◆ WHAT IS NEEDED: Search the material for the string "nstatistics" and copy each line where it occurs.

Dataset rows:
↓
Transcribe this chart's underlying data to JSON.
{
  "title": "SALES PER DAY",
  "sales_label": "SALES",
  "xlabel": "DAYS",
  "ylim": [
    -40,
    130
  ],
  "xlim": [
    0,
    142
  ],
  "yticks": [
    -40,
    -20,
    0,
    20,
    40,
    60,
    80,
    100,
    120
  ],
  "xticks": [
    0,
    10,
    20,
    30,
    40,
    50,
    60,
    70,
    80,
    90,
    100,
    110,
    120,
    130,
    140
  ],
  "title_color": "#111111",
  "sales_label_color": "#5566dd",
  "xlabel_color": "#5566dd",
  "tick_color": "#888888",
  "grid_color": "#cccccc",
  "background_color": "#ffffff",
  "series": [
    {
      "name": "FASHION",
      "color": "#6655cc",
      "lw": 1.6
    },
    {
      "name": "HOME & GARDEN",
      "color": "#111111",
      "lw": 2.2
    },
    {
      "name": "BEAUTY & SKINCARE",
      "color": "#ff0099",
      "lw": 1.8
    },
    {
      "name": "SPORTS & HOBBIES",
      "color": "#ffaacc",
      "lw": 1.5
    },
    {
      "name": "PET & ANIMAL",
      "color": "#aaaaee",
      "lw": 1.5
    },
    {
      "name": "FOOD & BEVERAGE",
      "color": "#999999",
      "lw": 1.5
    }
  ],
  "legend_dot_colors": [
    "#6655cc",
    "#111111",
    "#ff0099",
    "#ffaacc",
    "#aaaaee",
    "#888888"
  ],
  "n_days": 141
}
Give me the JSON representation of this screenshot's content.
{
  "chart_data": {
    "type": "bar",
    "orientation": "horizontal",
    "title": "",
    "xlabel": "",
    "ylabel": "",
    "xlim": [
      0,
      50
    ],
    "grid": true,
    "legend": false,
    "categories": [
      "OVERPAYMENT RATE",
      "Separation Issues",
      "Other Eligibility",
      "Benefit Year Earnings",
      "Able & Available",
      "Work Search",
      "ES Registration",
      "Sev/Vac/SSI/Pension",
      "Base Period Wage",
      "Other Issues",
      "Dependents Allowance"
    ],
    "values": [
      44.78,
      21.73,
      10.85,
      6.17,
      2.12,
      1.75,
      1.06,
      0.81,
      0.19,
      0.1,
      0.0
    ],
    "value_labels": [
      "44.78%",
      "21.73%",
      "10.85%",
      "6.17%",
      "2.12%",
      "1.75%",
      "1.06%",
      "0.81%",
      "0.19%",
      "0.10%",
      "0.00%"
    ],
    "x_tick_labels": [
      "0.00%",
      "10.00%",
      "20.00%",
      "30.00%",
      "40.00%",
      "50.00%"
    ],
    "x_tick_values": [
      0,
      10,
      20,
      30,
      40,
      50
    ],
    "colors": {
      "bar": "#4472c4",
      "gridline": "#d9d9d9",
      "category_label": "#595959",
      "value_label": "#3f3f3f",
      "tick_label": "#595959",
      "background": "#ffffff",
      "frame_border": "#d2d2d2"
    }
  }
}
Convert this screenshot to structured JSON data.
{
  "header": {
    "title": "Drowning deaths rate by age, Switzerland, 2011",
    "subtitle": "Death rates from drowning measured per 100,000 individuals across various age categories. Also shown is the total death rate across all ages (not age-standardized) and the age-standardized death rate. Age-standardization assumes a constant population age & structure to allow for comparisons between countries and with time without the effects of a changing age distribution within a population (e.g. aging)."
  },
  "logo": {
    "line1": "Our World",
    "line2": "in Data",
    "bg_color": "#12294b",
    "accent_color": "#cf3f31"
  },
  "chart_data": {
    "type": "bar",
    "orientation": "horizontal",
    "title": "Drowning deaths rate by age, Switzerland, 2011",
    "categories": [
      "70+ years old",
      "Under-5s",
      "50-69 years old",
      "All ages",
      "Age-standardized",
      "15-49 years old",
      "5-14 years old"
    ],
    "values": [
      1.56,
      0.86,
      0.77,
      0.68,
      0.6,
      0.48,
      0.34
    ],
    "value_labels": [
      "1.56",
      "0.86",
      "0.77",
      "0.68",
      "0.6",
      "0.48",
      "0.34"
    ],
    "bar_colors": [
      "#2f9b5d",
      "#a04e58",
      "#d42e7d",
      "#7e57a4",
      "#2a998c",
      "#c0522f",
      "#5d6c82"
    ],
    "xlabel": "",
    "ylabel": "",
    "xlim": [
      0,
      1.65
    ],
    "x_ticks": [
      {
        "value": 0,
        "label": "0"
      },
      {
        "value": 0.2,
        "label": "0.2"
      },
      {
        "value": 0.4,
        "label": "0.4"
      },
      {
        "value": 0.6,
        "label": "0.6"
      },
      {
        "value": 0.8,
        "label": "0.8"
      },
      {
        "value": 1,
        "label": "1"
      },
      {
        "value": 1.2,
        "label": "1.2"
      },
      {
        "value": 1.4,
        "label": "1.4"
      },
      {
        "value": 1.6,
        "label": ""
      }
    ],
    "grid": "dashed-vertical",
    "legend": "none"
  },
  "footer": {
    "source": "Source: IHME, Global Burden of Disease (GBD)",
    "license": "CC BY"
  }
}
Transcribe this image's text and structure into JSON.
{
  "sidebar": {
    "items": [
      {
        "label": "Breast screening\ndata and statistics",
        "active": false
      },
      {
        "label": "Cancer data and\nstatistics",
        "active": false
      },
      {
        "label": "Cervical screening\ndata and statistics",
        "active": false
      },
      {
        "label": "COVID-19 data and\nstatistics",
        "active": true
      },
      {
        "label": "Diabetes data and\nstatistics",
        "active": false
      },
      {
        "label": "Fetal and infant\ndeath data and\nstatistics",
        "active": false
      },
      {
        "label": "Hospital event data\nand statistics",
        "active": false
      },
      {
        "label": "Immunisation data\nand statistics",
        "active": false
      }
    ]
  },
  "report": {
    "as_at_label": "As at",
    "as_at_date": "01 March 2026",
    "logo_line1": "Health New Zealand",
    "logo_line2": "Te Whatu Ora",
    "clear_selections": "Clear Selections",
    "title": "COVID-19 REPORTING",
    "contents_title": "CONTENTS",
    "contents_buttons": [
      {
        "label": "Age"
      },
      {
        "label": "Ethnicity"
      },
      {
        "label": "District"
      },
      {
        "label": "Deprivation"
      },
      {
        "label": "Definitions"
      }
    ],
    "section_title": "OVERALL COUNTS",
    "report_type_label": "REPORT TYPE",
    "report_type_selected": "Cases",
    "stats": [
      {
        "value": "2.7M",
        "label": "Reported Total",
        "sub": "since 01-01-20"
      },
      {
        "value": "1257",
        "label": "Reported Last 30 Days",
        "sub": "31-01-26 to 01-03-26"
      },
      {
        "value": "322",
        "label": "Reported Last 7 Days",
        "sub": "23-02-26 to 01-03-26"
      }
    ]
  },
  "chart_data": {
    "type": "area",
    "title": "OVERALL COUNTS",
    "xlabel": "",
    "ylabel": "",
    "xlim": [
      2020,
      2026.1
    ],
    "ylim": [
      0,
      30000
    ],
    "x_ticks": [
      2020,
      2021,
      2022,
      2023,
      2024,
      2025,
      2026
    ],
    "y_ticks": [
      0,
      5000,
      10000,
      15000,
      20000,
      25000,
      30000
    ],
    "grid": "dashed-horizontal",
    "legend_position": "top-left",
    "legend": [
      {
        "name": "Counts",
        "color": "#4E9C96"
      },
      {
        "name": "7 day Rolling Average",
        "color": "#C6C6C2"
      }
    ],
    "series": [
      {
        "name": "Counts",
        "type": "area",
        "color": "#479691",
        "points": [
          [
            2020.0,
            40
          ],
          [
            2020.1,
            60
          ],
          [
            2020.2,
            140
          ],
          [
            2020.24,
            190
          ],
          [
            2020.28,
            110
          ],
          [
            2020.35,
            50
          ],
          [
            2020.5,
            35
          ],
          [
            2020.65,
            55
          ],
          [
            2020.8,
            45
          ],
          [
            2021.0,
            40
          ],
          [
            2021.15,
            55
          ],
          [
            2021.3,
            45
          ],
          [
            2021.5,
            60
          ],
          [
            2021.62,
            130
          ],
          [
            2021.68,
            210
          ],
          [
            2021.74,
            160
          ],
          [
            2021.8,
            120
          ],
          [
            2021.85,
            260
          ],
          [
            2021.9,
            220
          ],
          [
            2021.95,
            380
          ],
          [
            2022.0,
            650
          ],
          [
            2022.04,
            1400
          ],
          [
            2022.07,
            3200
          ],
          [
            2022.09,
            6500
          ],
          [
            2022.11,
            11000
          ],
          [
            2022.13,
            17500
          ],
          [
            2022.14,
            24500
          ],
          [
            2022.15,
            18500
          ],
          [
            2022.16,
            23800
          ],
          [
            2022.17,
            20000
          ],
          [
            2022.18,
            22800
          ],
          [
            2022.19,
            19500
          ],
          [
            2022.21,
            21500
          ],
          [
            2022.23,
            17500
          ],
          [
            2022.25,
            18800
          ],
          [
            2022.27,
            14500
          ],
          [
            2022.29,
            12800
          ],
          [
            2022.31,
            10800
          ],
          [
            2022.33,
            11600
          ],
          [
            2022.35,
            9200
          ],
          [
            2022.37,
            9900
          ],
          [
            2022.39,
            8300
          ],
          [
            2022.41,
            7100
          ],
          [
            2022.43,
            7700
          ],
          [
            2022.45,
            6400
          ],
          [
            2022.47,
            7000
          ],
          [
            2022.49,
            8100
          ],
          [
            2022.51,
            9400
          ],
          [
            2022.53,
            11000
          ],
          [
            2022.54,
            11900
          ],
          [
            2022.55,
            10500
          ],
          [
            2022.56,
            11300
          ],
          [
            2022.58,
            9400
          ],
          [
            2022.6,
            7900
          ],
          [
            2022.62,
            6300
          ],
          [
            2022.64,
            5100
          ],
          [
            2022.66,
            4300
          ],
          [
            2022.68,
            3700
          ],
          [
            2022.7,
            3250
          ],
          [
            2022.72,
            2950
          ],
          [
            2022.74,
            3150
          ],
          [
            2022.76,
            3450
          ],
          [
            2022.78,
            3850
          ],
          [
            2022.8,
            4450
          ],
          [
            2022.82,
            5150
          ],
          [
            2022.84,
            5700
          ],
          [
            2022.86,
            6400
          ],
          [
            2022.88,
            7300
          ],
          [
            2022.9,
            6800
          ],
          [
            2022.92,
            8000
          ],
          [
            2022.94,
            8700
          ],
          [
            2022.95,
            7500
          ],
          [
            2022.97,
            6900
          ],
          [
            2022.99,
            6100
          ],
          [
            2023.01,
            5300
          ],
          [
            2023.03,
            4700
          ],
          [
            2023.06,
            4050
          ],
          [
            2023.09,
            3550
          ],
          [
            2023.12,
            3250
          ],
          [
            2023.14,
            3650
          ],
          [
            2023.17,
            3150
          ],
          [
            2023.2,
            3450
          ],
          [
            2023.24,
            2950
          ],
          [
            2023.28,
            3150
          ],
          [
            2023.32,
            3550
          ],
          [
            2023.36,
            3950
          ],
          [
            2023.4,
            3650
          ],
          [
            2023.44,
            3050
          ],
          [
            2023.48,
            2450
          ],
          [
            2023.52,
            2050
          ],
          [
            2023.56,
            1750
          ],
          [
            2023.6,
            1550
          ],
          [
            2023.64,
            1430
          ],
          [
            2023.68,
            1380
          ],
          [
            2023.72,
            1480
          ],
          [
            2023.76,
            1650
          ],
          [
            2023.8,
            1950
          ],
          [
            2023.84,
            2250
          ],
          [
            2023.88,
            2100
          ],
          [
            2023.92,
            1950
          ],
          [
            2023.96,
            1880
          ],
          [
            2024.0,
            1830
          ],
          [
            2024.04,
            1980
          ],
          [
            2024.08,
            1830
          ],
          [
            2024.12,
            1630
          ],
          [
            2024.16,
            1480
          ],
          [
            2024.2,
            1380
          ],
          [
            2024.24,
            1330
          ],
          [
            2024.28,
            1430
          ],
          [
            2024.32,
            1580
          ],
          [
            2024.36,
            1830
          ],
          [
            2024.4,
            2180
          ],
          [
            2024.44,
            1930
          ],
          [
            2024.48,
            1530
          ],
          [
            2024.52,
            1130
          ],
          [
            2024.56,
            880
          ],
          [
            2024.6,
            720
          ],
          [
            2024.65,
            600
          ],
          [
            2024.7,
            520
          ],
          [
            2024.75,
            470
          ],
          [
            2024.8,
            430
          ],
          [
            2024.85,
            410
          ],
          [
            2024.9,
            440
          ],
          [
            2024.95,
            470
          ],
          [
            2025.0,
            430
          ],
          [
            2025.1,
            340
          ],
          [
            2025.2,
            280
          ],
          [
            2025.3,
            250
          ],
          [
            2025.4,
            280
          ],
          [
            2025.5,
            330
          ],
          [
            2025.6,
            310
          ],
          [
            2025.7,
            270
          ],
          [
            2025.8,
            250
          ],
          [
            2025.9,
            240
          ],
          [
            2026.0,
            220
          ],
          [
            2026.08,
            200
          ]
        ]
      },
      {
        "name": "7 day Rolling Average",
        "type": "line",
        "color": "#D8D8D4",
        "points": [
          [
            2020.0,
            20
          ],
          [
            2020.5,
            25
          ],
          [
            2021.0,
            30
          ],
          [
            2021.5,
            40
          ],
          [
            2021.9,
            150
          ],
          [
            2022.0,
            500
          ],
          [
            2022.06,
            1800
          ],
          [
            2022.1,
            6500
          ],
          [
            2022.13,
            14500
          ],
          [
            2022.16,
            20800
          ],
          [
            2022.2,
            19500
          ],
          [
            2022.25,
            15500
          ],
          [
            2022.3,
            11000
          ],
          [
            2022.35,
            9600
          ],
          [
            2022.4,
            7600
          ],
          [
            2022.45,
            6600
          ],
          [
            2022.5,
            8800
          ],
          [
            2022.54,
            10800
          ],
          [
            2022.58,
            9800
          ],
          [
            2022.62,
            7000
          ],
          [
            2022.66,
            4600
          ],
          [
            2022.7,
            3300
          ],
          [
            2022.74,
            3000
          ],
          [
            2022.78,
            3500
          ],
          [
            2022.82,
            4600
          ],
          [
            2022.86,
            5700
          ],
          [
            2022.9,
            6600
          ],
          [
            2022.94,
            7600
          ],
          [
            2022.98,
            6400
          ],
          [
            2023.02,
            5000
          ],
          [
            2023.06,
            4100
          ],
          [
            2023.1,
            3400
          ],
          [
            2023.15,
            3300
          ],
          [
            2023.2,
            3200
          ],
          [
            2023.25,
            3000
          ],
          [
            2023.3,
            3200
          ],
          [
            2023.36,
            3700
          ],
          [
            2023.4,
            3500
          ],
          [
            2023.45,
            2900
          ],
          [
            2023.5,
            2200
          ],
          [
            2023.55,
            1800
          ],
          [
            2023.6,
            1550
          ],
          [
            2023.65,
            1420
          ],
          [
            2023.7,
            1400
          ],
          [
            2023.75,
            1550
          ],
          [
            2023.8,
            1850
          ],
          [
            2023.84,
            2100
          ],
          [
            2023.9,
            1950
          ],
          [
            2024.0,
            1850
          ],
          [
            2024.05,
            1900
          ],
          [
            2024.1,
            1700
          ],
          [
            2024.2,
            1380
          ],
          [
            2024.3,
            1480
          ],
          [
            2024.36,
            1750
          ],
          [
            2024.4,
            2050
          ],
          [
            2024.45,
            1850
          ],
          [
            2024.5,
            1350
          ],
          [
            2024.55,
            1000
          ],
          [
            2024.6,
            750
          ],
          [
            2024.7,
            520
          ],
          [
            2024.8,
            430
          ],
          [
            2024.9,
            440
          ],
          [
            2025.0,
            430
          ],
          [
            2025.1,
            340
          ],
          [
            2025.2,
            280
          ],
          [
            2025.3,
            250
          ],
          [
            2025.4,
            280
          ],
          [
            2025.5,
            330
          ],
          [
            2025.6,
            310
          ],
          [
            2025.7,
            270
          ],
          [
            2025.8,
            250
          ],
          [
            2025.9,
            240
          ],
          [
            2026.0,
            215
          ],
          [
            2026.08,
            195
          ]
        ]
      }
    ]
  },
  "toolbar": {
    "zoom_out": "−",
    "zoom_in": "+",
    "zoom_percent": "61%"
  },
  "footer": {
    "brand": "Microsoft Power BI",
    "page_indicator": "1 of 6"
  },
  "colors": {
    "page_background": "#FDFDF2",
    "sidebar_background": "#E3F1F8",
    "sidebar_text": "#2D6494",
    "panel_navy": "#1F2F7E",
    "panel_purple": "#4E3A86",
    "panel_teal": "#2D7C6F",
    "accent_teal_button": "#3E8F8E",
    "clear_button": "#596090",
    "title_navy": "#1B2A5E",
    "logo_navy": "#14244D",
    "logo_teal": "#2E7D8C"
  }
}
↑
◆ ANSWER IN FULL:
        "label": "Cancer data and\nstatistics",
        "label": "COVID-19 data and\nstatistics",
        "label": "Diabetes data and\nstatistics",
        "label": "Fetal and infant\ndeath data and\nstatistics",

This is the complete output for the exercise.